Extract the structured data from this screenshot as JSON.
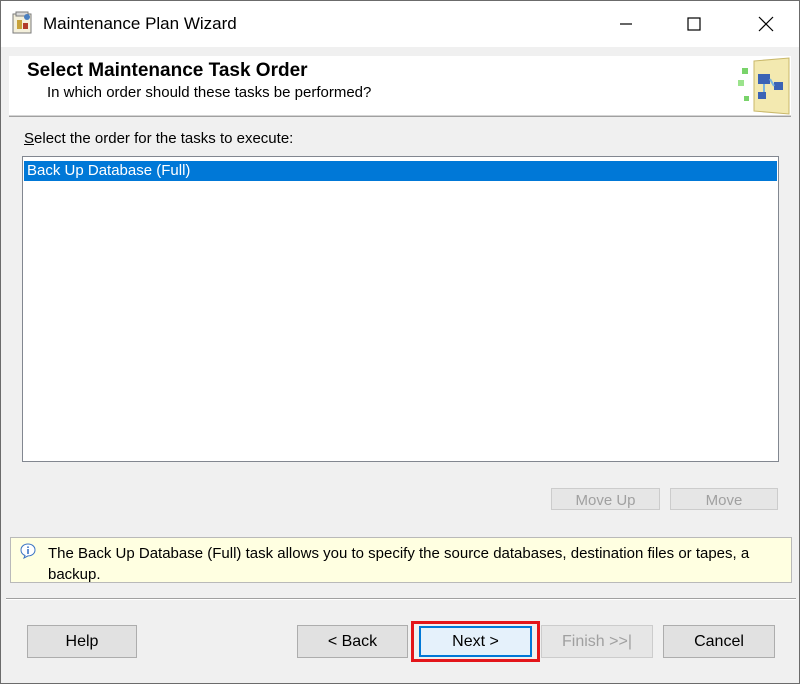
{
  "window": {
    "title": "Maintenance Plan Wizard"
  },
  "banner": {
    "title": "Select Maintenance Task Order",
    "subtitle": "In which order should these tasks be performed?"
  },
  "list": {
    "label_accel": "S",
    "label_rest": "elect the order for the tasks to execute:",
    "items": [
      "Back Up Database (Full)"
    ],
    "selected_index": 0
  },
  "move_buttons": {
    "up": "Move Up",
    "down": "Move"
  },
  "info": {
    "text_line1": "The Back Up Database (Full) task allows you to specify the source databases, destination files or tapes, a",
    "text_line2": "backup."
  },
  "buttons": {
    "help": "Help",
    "back": "< Back",
    "next": "Next >",
    "finish": "Finish >>|",
    "cancel": "Cancel"
  },
  "colors": {
    "selection": "#0078d7",
    "info_bg": "#ffffe1",
    "highlight_box": "#e3151a"
  }
}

········

* Exercise task:
Write out the whole listing again, exactly, with no pictures.

* Output for this exercise:
Extract the structured data from this screenshot as JSON.
{
  "window": {
    "title": "Maintenance Plan Wizard"
  },
  "banner": {
    "title": "Select Maintenance Task Order",
    "subtitle": "In which order should these tasks be performed?"
  },
  "list": {
    "label_accel": "S",
    "label_rest": "elect the order for the tasks to execute:",
    "items": [
      "Back Up Database (Full)"
    ],
    "selected_index": 0
  },
  "move_buttons": {
    "up": "Move Up",
    "down": "Move"
  },
  "info": {
    "text_line1": "The Back Up Database (Full) task allows you to specify the source databases, destination files or tapes, a",
    "text_line2": "backup."
  },
  "buttons": {
    "help": "Help",
    "back": "< Back",
    "next": "Next >",
    "finish": "Finish >>|",
    "cancel": "Cancel"
  },
  "colors": {
    "selection": "#0078d7",
    "info_bg": "#ffffe1",
    "highlight_box": "#e3151a"
  }
}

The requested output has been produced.